INSTRUCTIONS FOR THE TASK>
Look through the data below and count each line where the word "battery" appears. Reply with the count alone.

SUPPLIED RECORDS>
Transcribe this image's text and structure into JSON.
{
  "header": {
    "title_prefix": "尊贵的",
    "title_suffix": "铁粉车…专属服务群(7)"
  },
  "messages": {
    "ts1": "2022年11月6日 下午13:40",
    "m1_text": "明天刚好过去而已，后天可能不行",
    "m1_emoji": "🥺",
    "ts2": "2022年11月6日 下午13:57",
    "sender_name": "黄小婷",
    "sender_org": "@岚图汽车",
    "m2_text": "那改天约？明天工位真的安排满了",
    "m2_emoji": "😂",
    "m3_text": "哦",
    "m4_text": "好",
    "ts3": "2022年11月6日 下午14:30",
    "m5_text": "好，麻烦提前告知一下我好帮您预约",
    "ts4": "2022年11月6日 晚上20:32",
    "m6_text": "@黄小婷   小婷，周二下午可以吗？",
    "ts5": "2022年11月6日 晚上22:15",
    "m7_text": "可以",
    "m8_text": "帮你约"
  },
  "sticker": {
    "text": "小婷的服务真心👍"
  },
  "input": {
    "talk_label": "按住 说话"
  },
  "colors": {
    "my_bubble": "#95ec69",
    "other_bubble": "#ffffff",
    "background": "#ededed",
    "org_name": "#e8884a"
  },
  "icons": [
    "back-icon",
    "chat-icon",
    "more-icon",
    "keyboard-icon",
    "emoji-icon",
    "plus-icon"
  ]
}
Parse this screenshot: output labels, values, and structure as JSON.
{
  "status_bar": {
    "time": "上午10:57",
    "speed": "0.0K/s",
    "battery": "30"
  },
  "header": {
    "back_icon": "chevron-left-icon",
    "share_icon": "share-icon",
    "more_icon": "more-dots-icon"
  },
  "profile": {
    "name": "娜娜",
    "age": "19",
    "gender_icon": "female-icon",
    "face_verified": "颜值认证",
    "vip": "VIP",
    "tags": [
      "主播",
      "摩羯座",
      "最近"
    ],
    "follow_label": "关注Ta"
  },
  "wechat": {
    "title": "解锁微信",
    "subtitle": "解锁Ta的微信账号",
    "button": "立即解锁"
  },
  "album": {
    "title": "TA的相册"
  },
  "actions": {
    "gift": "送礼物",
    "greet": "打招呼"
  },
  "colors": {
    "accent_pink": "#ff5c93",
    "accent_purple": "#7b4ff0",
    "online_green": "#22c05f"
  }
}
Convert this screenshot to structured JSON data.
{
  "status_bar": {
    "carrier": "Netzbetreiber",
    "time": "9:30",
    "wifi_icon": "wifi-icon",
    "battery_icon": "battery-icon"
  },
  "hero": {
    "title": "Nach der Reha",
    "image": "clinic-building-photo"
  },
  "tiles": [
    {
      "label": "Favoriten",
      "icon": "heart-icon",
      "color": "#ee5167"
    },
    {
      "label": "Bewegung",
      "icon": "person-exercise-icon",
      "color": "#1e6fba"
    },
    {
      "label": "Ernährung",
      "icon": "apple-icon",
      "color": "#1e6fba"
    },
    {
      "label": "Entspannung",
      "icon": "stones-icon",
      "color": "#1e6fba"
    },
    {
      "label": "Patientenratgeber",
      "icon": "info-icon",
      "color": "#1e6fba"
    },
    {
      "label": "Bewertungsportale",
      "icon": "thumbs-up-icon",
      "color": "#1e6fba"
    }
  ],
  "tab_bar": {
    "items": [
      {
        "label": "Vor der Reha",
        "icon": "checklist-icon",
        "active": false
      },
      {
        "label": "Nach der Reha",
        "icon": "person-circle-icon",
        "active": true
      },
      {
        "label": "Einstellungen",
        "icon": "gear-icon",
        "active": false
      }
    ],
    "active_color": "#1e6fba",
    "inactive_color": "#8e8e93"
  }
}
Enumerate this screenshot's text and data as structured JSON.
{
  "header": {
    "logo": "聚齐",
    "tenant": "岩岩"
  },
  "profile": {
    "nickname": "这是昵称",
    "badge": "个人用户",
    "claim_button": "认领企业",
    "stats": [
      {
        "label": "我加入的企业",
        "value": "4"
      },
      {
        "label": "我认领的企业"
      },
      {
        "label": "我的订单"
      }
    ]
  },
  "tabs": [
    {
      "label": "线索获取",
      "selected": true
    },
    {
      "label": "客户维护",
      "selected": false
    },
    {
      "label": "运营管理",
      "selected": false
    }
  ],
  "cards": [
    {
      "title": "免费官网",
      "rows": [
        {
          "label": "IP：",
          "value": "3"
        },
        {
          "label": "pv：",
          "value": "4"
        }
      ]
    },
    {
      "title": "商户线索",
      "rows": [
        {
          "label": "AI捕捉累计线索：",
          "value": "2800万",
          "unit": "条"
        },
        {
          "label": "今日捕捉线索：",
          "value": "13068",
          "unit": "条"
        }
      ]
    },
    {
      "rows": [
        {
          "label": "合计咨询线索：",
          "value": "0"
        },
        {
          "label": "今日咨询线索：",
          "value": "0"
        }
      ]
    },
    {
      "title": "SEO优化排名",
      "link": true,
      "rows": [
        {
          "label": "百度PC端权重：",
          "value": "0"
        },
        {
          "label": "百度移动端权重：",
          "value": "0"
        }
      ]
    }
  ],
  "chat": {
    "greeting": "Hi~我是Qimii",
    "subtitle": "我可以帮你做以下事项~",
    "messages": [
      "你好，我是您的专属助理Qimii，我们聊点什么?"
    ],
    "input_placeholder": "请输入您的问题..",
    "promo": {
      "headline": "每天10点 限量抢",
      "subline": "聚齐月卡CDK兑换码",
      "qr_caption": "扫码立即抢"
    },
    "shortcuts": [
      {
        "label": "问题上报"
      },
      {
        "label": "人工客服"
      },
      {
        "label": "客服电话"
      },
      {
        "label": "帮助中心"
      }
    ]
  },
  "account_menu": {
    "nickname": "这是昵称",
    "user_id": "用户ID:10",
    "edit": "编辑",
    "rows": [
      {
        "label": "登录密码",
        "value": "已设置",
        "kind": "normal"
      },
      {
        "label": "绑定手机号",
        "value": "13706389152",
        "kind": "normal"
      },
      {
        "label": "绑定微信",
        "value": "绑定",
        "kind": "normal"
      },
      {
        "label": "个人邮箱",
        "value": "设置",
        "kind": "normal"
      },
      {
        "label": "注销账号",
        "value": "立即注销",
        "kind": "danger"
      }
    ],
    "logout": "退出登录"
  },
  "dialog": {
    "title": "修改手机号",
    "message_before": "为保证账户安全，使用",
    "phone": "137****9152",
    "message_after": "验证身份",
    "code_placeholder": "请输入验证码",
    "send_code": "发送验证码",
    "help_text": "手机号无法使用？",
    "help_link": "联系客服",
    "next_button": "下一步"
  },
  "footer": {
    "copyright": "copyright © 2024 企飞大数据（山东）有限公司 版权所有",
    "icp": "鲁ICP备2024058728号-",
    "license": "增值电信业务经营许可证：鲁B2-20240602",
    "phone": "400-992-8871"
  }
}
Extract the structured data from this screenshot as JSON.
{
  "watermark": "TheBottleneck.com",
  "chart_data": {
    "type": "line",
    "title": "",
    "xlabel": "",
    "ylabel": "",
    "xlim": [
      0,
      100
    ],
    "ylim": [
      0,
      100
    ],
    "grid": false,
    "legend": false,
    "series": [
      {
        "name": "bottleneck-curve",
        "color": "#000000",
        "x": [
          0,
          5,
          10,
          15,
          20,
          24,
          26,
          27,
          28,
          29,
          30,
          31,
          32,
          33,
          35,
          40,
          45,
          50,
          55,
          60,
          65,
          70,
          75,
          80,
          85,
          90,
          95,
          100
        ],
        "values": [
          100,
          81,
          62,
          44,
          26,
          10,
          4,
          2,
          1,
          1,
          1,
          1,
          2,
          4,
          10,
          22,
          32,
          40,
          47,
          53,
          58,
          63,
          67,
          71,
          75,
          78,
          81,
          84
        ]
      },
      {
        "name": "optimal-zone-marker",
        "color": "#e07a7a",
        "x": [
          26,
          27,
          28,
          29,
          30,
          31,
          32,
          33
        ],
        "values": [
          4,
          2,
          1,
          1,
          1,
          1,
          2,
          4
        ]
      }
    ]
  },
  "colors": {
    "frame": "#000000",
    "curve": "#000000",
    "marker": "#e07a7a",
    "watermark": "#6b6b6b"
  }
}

ANSWER TO THE EXERCISE>
2